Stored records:
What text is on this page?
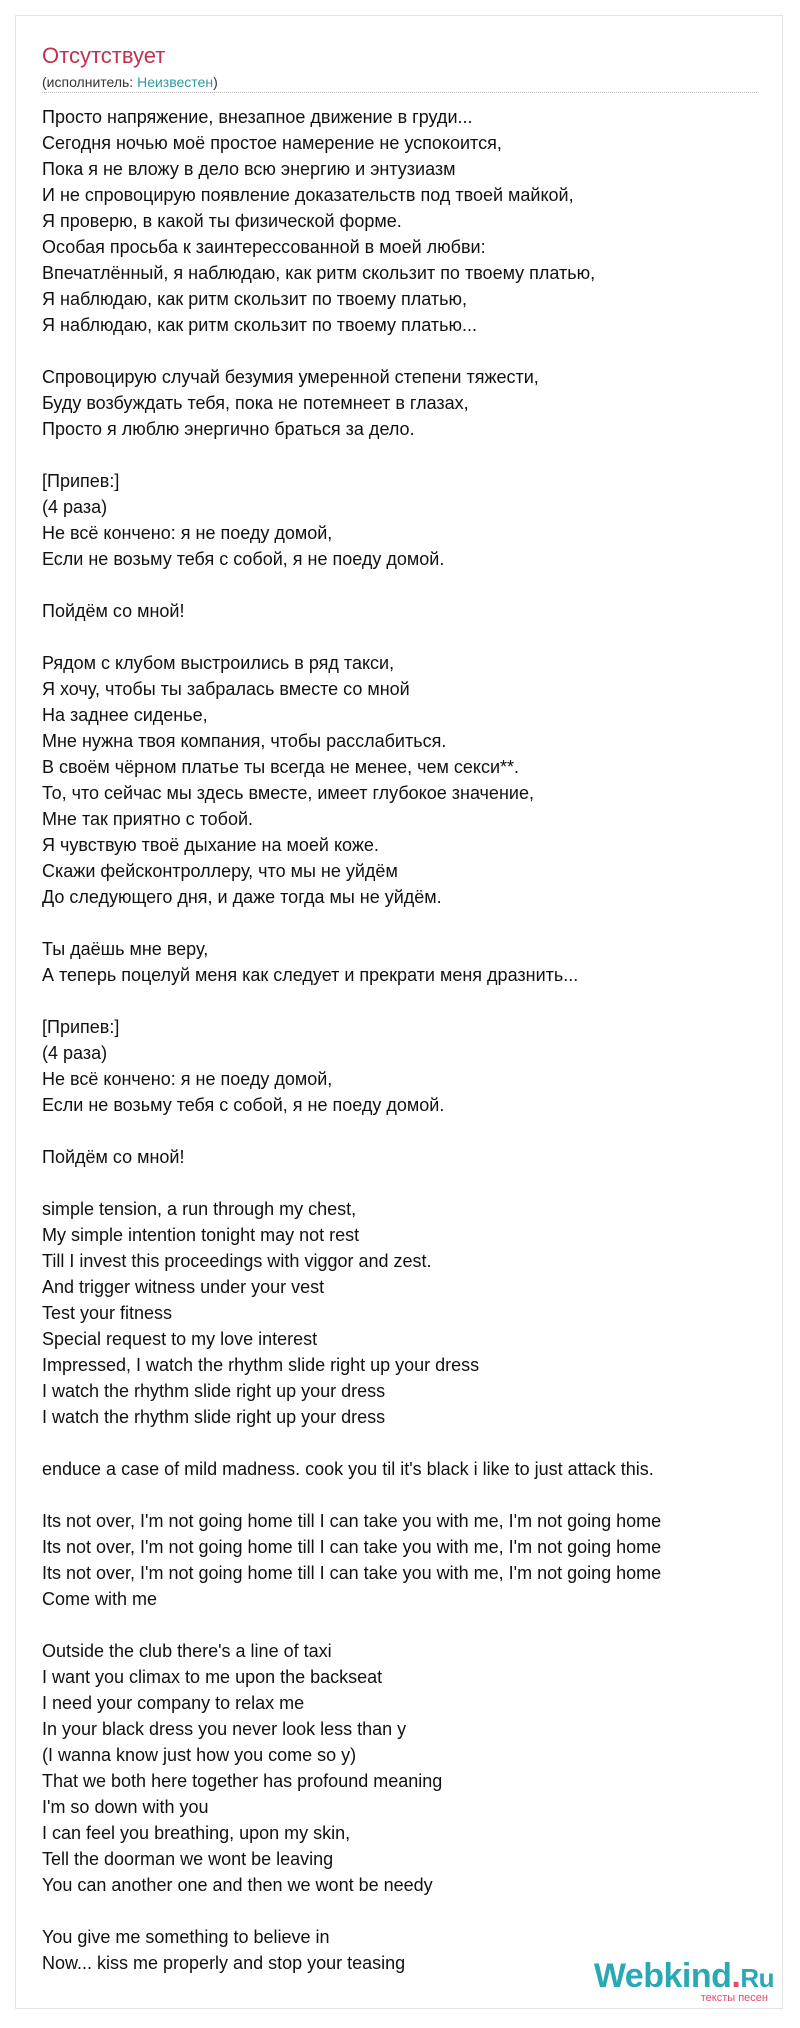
Отсутствует
(исполнитель: Неизвестен)
Просто напряжение, внезапное движение в груди...
Сегодня ночью моё простое намерение не успокоится,
Пока я не вложу в дело всю энергию и энтузиазм
И не спровоцирую появление доказательств под твоей майкой,
Я проверю, в какой ты физической форме.
Особая просьба к заинтерессованной в моей любви:
Впечатлённый, я наблюдаю, как ритм скользит по твоему платью,
Я наблюдаю, как ритм скользит по твоему платью,
Я наблюдаю, как ритм скользит по твоему платью...
Спровоцирую случай безумия умеренной степени тяжести,
Буду возбуждать тебя, пока не потемнеет в глазах,
Просто я люблю энергично браться за дело.
[Припев:]
(4 раза)
Не всё кончено: я не поеду домой,
Если не возьму тебя с собой, я не поеду домой.
Пойдём со мной!
Рядом с клубом выстроились в ряд такси,
Я хочу, чтобы ты забралась вместе со мной
На заднее сиденье,
Мне нужна твоя компания, чтобы расслабиться.
В своём чёрном платье ты всегда не менее, чем секси**.
То, что сейчас мы здесь вместе, имеет глубокое значение,
Мне так приятно с тобой.
Я чувствую твоё дыхание на моей коже.
Скажи фейсконтроллеру, что мы не уйдём
До следующего дня, и даже тогда мы не уйдём.
Ты даёшь мне веру,
А теперь поцелуй меня как следует и прекрати меня дразнить...
[Припев:]
(4 раза)
Не всё кончено: я не поеду домой,
Если не возьму тебя с собой, я не поеду домой.
Пойдём со мной!
simple tension, a run through my chest,
My simple intention tonight may not rest
Till I invest this proceedings with viggor and zest.
And trigger witness under your vest
Test your fitness
Special request to my love interest
Impressed, I watch the rhythm slide right up your dress
I watch the rhythm slide right up your dress
I watch the rhythm slide right up your dress
enduce a case of mild madness. cook you til it's black i like to just attack this.
Its not over, I'm not going home till I can take you with me, I'm not going home
Its not over, I'm not going home till I can take you with me, I'm not going home
Its not over, I'm not going home till I can take you with me, I'm not going home
Come with me
Outside the club there's a line of taxi
I want you climax to me upon the backseat
I need your company to relax me
In your black dress you never look less than y
(I wanna know just how you come so y)
That we both here together has profound meaning
I'm so down with you
I can feel you breathing, upon my skin,
Tell the doorman we wont be leaving
You can another one and then we wont be needy
You give me something to believe in
Now... kiss me properly and stop your teasing	Webkind.Ru
тексты песен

STATED EXERCISE: Without the pictures, print the records in full, exactly as they appear.

FINISHED TASK:
What text is on this page?
Отсутствует
(исполнитель: Неизвестен)
Просто напряжение, внезапное движение в груди...
Сегодня ночью моё простое намерение не успокоится,
Пока я не вложу в дело всю энергию и энтузиазм
И не спровоцирую появление доказательств под твоей майкой,
Я проверю, в какой ты физической форме.
Особая просьба к заинтерессованной в моей любви:
Впечатлённый, я наблюдаю, как ритм скользит по твоему платью,
Я наблюдаю, как ритм скользит по твоему платью,
Я наблюдаю, как ритм скользит по твоему платью...
Спровоцирую случай безумия умеренной степени тяжести,
Буду возбуждать тебя, пока не потемнеет в глазах,
Просто я люблю энергично браться за дело.
[Припев:]
(4 раза)
Не всё кончено: я не поеду домой,
Если не возьму тебя с собой, я не поеду домой.
Пойдём со мной!
Рядом с клубом выстроились в ряд такси,
Я хочу, чтобы ты забралась вместе со мной
На заднее сиденье,
Мне нужна твоя компания, чтобы расслабиться.
В своём чёрном платье ты всегда не менее, чем секси**.
То, что сейчас мы здесь вместе, имеет глубокое значение,
Мне так приятно с тобой.
Я чувствую твоё дыхание на моей коже.
Скажи фейсконтроллеру, что мы не уйдём
До следующего дня, и даже тогда мы не уйдём.
Ты даёшь мне веру,
А теперь поцелуй меня как следует и прекрати меня дразнить...
[Припев:]
(4 раза)
Не всё кончено: я не поеду домой,
Если не возьму тебя с собой, я не поеду домой.
Пойдём со мной!
simple tension, a run through my chest,
My simple intention tonight may not rest
Till I invest this proceedings with viggor and zest.
And trigger witness under your vest
Test your fitness
Special request to my love interest
Impressed, I watch the rhythm slide right up your dress
I watch the rhythm slide right up your dress
I watch the rhythm slide right up your dress
enduce a case of mild madness. cook you til it's black i like to just attack this.
Its not over, I'm not going home till I can take you with me, I'm not going home
Its not over, I'm not going home till I can take you with me, I'm not going home
Its not over, I'm not going home till I can take you with me, I'm not going home
Come with me
Outside the club there's a line of taxi
I want you climax to me upon the backseat
I need your company to relax me
In your black dress you never look less than y
(I wanna know just how you come so y)
That we both here together has profound meaning
I'm so down with you
I can feel you breathing, upon my skin,
Tell the doorman we wont be leaving
You can another one and then we wont be needy
You give me something to believe in
Now... kiss me properly and stop your teasing	Webkind.Ru
тексты песен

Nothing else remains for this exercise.